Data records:
☆ ☆ ☆
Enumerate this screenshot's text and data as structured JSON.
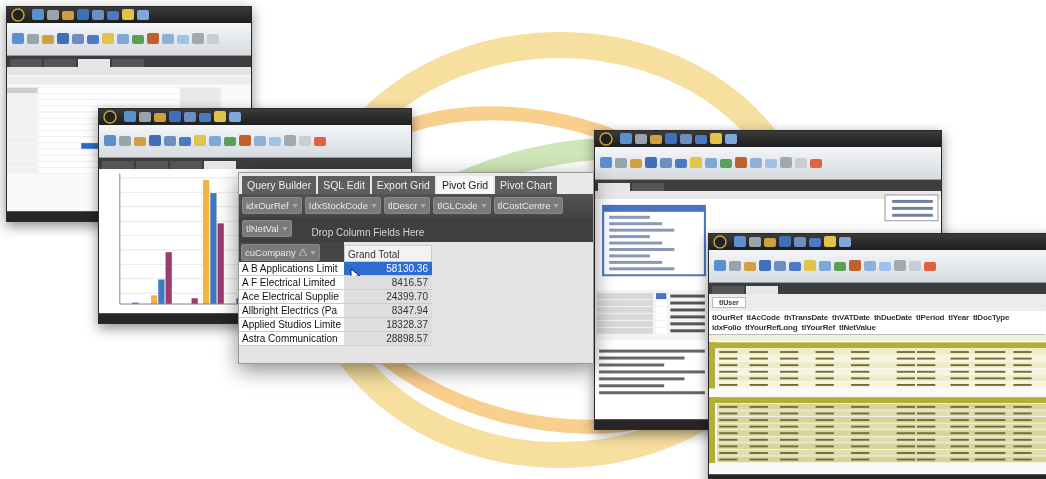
{
  "pivot_grid": {
    "tabs": [
      {
        "label": "Query Builder",
        "selected": false
      },
      {
        "label": "SQL Edit",
        "selected": false
      },
      {
        "label": "Export Grid",
        "selected": false
      },
      {
        "label": "Pivot Grid",
        "selected": true
      },
      {
        "label": "Pivot Chart",
        "selected": false
      }
    ],
    "filter_fields": [
      "idxOurRef",
      "IdxStockCode",
      "tlDescr",
      "tlGLCode",
      "tlCostCentre"
    ],
    "data_fields": [
      "tlNetVal"
    ],
    "column_area_hint": "Drop Column Fields Here",
    "row_fields": [
      "cuCompany"
    ],
    "column_header": "Grand Total",
    "rows": [
      {
        "label": "A B Applications Limit",
        "value": "58130.36",
        "selected": true
      },
      {
        "label": "A F Electrical Limited",
        "value": "8416.57",
        "selected": false
      },
      {
        "label": "Ace Electrical Supplie",
        "value": "24399.70",
        "selected": false
      },
      {
        "label": "Allbright Electrics (Pa",
        "value": "8347.94",
        "selected": false
      },
      {
        "label": "Applied Studios Limite",
        "value": "18328.37",
        "selected": false
      },
      {
        "label": "Astra Communication",
        "value": "28898.57",
        "selected": false
      }
    ]
  },
  "report_window": {
    "group_field": "tlUser",
    "columns": [
      "tlOurRef",
      "tlAcCode",
      "thTransDate",
      "thVATDate",
      "thDueDate",
      "tlPeriod",
      "tlYear",
      "tlDocType",
      "idxFolio",
      "tlYourRefLong",
      "tlYourRef",
      "tlNetValue"
    ]
  }
}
☆ ☆ ☆
Stated task »
Extract the full listing exactly, with the pictures left out.

Correct output »
Enumerate this screenshot's text and data as structured JSON.
{
  "pivot_grid": {
    "tabs": [
      {
        "label": "Query Builder",
        "selected": false
      },
      {
        "label": "SQL Edit",
        "selected": false
      },
      {
        "label": "Export Grid",
        "selected": false
      },
      {
        "label": "Pivot Grid",
        "selected": true
      },
      {
        "label": "Pivot Chart",
        "selected": false
      }
    ],
    "filter_fields": [
      "idxOurRef",
      "IdxStockCode",
      "tlDescr",
      "tlGLCode",
      "tlCostCentre"
    ],
    "data_fields": [
      "tlNetVal"
    ],
    "column_area_hint": "Drop Column Fields Here",
    "row_fields": [
      "cuCompany"
    ],
    "column_header": "Grand Total",
    "rows": [
      {
        "label": "A B Applications Limit",
        "value": "58130.36",
        "selected": true
      },
      {
        "label": "A F Electrical Limited",
        "value": "8416.57",
        "selected": false
      },
      {
        "label": "Ace Electrical Supplie",
        "value": "24399.70",
        "selected": false
      },
      {
        "label": "Allbright Electrics (Pa",
        "value": "8347.94",
        "selected": false
      },
      {
        "label": "Applied Studios Limite",
        "value": "18328.37",
        "selected": false
      },
      {
        "label": "Astra Communication",
        "value": "28898.57",
        "selected": false
      }
    ]
  },
  "report_window": {
    "group_field": "tlUser",
    "columns": [
      "tlOurRef",
      "tlAcCode",
      "thTransDate",
      "thVATDate",
      "thDueDate",
      "tlPeriod",
      "tlYear",
      "tlDocType",
      "idxFolio",
      "tlYourRefLong",
      "tlYourRef",
      "tlNetValue"
    ]
  }
}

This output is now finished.